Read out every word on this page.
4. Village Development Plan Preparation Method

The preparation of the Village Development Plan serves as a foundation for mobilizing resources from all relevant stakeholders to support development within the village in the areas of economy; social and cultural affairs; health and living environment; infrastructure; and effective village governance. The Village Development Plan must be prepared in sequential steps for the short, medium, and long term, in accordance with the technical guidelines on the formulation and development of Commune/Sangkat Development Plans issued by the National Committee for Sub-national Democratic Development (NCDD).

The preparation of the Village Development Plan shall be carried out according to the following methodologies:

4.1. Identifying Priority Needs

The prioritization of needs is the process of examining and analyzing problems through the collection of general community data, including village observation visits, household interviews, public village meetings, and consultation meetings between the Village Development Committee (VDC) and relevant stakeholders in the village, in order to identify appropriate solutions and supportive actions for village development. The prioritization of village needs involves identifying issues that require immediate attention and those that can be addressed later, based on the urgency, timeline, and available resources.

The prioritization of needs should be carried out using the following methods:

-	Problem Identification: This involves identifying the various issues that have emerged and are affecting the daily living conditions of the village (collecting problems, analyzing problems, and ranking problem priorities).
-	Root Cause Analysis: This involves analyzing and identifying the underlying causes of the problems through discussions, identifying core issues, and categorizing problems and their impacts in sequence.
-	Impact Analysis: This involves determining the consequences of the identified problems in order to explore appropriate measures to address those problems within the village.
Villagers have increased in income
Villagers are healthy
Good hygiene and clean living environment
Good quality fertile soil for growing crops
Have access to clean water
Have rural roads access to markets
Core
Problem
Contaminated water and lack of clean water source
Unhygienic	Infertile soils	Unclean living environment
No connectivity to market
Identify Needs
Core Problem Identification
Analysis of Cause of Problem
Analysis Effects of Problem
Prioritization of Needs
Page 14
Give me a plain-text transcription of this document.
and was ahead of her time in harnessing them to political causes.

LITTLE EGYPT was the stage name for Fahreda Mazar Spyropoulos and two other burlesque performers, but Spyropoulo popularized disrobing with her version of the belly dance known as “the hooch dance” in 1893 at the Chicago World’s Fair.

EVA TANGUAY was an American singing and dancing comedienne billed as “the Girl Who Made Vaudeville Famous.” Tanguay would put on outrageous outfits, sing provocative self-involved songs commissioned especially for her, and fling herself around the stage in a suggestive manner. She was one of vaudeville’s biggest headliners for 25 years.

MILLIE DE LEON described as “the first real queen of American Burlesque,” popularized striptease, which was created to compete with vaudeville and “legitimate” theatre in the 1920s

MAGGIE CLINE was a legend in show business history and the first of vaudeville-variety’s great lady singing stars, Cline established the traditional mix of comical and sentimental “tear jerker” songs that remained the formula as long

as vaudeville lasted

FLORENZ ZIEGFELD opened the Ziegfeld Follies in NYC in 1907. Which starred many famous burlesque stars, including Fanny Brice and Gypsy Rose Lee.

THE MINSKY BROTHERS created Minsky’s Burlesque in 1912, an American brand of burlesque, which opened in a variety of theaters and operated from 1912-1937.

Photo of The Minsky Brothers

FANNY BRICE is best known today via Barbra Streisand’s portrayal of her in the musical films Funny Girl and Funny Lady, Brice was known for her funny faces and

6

= WHAT IS BEING ASKED =
How many lines of the data hold the string "known"? Reply with the number alone.

= TASK SOLUTION =
2